Task directions: Nothing in the records may be left out or altered; reproduce them all exactly.
** begin Source material **
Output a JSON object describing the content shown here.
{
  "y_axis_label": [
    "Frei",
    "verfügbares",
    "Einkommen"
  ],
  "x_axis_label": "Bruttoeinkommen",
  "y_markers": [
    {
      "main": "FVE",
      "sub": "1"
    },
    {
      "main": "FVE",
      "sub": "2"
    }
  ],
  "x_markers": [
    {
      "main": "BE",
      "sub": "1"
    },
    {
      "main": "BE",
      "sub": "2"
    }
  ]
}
** end Source material **
Reply to the exercise:
Output a JSON object describing the content shown here.
{
  "y_axis_label": [
    "Frei",
    "verfügbares",
    "Einkommen"
  ],
  "x_axis_label": "Bruttoeinkommen",
  "y_markers": [
    {
      "main": "FVE",
      "sub": "1"
    },
    {
      "main": "FVE",
      "sub": "2"
    }
  ],
  "x_markers": [
    {
      "main": "BE",
      "sub": "1"
    },
    {
      "main": "BE",
      "sub": "2"
    }
  ]
}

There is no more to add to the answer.